Instructions to follow
Reproduce the data that follows in its entirety, character for character.

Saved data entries
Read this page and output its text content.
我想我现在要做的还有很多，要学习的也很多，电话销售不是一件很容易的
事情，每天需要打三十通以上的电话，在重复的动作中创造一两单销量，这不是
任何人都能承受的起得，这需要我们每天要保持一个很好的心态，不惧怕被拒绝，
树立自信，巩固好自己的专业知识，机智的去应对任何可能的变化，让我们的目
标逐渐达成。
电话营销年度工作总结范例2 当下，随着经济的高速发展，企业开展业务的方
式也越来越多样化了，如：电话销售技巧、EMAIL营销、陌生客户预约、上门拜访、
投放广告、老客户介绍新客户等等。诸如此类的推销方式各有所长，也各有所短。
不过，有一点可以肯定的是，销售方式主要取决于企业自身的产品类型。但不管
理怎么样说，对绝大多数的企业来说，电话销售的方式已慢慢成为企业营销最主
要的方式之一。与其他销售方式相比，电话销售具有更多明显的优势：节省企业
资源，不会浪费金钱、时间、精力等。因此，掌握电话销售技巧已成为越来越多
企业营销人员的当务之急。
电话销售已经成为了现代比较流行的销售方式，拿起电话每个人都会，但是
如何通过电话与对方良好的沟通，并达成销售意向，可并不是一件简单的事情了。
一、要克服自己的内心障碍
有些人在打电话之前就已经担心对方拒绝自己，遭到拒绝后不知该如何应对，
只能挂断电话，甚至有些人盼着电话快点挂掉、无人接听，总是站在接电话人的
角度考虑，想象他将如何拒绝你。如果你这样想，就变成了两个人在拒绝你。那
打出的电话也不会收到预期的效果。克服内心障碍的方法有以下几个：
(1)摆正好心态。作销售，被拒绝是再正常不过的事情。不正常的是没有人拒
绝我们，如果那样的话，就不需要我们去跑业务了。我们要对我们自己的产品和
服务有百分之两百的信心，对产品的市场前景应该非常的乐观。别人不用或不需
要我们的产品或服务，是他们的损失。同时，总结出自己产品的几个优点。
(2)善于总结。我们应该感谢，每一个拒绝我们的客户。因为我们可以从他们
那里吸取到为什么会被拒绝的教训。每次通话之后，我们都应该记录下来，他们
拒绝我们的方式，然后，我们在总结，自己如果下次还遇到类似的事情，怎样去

Output of the exercise
Read this page and output its text content.
我想我现在要做的还有很多，要学习的也很多，电话销售不是一件很容易的
事情，每天需要打三十通以上的电话，在重复的动作中创造一两单销量，这不是
任何人都能承受的起得，这需要我们每天要保持一个很好的心态，不惧怕被拒绝，
树立自信，巩固好自己的专业知识，机智的去应对任何可能的变化，让我们的目
标逐渐达成。
电话营销年度工作总结范例2 当下，随着经济的高速发展，企业开展业务的方
式也越来越多样化了，如：电话销售技巧、EMAIL营销、陌生客户预约、上门拜访、
投放广告、老客户介绍新客户等等。诸如此类的推销方式各有所长，也各有所短。
不过，有一点可以肯定的是，销售方式主要取决于企业自身的产品类型。但不管
理怎么样说，对绝大多数的企业来说，电话销售的方式已慢慢成为企业营销最主
要的方式之一。与其他销售方式相比，电话销售具有更多明显的优势：节省企业
资源，不会浪费金钱、时间、精力等。因此，掌握电话销售技巧已成为越来越多
企业营销人员的当务之急。
电话销售已经成为了现代比较流行的销售方式，拿起电话每个人都会，但是
如何通过电话与对方良好的沟通，并达成销售意向，可并不是一件简单的事情了。
一、要克服自己的内心障碍
有些人在打电话之前就已经担心对方拒绝自己，遭到拒绝后不知该如何应对，
只能挂断电话，甚至有些人盼着电话快点挂掉、无人接听，总是站在接电话人的
角度考虑，想象他将如何拒绝你。如果你这样想，就变成了两个人在拒绝你。那
打出的电话也不会收到预期的效果。克服内心障碍的方法有以下几个：
(1)摆正好心态。作销售，被拒绝是再正常不过的事情。不正常的是没有人拒
绝我们，如果那样的话，就不需要我们去跑业务了。我们要对我们自己的产品和
服务有百分之两百的信心，对产品的市场前景应该非常的乐观。别人不用或不需
要我们的产品或服务，是他们的损失。同时，总结出自己产品的几个优点。
(2)善于总结。我们应该感谢，每一个拒绝我们的客户。因为我们可以从他们
那里吸取到为什么会被拒绝的教训。每次通话之后，我们都应该记录下来，他们
拒绝我们的方式，然后，我们在总结，自己如果下次还遇到类似的事情，怎样去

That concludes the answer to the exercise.